Data entries
━━━

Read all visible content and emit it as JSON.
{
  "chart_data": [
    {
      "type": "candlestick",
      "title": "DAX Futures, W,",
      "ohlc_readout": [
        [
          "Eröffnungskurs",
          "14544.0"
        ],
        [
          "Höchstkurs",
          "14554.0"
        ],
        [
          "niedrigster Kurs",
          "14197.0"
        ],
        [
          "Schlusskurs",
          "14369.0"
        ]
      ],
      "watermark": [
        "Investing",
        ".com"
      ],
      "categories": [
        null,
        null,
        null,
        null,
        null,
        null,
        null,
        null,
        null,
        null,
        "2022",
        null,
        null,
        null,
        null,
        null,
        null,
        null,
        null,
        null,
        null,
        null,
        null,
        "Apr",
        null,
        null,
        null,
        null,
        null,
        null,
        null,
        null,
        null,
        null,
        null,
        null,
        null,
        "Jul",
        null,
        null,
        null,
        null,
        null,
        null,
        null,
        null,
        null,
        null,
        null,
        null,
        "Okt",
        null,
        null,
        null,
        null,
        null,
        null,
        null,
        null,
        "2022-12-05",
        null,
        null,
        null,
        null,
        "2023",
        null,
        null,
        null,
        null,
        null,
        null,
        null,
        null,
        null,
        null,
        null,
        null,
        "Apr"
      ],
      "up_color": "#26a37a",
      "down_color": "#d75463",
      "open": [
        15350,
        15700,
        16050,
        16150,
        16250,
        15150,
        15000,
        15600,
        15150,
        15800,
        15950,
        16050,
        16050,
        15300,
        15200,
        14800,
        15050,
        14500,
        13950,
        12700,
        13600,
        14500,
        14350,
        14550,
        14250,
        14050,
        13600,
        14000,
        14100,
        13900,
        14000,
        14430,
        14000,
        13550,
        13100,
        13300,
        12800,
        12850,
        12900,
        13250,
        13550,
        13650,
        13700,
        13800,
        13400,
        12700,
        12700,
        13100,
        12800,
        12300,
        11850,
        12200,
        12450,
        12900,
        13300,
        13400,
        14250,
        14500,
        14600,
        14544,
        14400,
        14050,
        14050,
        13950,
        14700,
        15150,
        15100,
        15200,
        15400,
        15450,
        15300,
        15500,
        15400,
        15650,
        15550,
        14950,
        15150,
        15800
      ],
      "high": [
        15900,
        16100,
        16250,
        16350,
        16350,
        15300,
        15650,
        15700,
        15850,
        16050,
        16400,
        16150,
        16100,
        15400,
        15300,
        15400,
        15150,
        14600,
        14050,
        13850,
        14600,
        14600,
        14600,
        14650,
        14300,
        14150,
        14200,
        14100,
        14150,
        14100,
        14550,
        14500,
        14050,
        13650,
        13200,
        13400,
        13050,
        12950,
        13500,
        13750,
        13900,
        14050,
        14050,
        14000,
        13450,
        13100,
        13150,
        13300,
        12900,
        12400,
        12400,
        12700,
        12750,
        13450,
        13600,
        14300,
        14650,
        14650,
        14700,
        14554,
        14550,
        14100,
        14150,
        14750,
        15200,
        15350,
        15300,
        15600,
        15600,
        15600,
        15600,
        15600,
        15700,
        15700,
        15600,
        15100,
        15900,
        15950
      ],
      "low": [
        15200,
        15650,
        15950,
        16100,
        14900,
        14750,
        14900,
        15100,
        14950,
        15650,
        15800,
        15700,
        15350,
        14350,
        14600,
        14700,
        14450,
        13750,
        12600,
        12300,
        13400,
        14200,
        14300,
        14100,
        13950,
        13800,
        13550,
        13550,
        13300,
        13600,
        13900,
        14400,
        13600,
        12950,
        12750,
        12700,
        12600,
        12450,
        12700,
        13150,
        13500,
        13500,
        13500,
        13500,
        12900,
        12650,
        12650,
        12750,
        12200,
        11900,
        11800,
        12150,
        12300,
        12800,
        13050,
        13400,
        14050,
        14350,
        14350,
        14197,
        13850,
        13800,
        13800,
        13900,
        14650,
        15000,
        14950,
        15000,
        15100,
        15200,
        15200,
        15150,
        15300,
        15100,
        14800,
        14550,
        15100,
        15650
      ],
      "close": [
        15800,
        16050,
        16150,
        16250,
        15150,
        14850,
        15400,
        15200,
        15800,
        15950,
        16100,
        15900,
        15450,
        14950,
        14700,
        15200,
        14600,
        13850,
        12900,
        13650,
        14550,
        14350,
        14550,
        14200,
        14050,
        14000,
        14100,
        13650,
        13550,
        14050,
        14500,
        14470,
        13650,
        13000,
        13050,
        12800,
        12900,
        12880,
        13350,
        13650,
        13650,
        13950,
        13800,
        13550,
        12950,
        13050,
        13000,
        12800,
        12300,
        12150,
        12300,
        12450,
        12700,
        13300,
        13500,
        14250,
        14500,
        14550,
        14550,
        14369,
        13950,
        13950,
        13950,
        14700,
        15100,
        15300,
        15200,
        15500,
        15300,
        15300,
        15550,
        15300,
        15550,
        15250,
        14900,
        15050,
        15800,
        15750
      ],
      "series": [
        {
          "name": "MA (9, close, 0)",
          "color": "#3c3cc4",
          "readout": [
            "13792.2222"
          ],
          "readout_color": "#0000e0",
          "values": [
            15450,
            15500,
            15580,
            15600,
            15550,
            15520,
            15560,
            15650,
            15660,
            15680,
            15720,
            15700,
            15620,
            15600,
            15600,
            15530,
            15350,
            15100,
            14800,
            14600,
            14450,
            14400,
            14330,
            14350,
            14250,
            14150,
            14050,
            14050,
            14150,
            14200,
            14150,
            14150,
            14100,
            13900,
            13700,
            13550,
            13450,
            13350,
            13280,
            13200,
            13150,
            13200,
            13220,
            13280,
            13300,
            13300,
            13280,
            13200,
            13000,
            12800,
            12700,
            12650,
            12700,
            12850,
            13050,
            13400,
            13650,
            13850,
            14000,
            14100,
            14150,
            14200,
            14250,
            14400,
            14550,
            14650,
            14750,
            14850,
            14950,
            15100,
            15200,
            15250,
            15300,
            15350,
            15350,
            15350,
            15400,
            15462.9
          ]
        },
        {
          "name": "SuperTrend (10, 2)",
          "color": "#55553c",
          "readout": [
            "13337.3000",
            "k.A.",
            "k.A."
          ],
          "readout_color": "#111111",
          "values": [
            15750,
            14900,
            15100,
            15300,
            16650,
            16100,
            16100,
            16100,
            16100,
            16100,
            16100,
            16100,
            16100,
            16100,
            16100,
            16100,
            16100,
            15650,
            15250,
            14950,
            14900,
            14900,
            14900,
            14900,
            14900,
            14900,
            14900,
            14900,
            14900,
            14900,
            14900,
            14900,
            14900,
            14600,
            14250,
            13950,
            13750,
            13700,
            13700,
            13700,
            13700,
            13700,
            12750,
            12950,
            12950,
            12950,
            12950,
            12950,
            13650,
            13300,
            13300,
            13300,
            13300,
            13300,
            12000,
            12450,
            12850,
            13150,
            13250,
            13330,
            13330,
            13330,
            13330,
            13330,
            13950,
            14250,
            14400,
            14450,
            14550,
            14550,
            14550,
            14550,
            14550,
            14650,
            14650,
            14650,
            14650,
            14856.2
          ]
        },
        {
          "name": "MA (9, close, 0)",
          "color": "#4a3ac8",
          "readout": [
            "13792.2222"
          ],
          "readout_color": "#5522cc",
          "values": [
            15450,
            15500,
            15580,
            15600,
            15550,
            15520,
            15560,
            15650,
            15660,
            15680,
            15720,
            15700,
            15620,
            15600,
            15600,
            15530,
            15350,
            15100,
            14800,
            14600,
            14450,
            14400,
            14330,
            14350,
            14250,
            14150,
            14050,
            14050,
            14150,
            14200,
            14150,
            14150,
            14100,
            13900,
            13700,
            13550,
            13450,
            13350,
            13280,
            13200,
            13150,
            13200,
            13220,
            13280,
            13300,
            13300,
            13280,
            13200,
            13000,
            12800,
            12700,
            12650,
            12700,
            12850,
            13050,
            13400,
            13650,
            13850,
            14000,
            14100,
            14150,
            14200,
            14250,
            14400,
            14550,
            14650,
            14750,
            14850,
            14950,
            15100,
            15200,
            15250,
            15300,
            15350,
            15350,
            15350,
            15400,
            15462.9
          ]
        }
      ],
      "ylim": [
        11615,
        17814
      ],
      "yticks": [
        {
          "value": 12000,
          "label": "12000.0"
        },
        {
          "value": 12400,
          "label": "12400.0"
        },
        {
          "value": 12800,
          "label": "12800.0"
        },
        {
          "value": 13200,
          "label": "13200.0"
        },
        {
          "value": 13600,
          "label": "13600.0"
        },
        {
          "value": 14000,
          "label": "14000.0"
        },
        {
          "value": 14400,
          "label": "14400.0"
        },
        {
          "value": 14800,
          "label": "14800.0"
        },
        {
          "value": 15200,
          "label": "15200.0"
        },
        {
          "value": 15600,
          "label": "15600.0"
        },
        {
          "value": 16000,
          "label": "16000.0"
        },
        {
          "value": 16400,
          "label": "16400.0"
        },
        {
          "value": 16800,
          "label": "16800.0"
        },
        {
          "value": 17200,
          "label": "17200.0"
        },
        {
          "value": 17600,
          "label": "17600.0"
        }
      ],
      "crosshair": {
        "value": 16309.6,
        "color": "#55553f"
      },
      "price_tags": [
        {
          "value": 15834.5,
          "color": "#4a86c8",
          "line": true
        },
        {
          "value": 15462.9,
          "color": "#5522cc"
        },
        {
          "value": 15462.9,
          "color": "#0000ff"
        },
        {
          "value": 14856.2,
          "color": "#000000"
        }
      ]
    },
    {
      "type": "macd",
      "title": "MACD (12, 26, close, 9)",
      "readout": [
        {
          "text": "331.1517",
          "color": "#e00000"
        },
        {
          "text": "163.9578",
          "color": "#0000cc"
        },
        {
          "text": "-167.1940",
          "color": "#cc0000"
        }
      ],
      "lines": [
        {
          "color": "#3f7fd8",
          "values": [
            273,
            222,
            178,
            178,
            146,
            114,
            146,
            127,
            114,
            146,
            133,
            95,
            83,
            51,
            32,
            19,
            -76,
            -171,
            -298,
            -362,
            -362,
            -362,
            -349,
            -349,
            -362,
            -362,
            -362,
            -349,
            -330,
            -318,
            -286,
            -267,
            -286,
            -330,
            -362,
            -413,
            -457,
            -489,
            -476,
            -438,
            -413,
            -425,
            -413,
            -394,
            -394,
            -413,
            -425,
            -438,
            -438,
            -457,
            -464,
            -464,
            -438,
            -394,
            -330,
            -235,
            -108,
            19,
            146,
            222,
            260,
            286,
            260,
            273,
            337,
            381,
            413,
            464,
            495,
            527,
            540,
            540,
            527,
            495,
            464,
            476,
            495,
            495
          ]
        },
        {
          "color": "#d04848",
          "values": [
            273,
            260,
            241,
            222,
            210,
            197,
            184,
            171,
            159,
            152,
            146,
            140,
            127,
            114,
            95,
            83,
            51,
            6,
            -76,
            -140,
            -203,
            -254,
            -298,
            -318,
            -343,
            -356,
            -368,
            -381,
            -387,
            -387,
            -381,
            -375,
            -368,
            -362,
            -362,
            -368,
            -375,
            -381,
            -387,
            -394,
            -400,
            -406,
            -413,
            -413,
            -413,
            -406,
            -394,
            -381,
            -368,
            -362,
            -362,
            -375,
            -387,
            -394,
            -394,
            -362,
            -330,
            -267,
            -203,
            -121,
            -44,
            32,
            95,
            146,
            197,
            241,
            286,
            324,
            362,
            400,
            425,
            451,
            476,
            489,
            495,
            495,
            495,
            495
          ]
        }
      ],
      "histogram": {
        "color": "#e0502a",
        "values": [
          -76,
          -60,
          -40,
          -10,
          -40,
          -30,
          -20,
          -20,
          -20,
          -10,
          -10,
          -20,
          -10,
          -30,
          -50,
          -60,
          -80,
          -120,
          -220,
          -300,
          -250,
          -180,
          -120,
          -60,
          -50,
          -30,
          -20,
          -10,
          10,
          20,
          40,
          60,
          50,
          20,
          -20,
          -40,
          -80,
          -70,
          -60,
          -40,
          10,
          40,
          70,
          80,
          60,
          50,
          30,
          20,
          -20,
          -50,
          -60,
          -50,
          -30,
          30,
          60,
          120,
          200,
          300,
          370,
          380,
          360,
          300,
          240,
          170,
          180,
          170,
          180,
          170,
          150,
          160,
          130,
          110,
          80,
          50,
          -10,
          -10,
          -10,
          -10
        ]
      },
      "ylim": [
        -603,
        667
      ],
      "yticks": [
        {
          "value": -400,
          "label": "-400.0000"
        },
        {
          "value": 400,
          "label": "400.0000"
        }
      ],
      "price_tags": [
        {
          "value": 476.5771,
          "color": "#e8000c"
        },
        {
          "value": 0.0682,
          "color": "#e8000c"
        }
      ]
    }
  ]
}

━━━

> **Exercise**:
Pull out all lines from the entries above that include the word "text".

> **Response below**:
          "text": "331.1517",
          "text": "163.9578",
          "text": "-167.1940",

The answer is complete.